(Figure record extracts)
+-------+
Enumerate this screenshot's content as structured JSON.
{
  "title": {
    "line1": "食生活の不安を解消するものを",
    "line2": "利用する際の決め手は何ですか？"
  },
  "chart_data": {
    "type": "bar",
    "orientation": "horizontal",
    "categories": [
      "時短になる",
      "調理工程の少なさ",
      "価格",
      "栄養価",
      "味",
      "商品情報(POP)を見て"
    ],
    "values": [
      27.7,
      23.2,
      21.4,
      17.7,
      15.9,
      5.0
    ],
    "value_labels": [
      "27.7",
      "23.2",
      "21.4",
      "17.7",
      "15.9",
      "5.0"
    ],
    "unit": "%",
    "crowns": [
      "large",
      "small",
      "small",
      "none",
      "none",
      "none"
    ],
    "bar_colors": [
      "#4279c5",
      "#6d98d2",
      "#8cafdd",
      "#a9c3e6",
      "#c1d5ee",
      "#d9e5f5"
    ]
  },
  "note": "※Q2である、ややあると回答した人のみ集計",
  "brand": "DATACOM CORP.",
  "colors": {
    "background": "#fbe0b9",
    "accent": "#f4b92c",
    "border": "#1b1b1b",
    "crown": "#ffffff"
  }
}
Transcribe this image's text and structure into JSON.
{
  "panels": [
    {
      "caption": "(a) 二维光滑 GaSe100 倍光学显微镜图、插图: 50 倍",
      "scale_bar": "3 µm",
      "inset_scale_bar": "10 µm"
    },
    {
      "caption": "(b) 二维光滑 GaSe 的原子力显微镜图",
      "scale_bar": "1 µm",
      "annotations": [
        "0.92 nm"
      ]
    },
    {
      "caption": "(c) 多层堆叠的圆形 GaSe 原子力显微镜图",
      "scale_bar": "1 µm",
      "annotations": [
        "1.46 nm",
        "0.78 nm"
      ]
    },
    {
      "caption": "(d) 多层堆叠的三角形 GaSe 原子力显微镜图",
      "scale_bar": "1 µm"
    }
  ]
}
+-------+
- Work required -
Say how many lines have the string "二维光滑" in them, offering no words beyond the number.

- Finished task -
2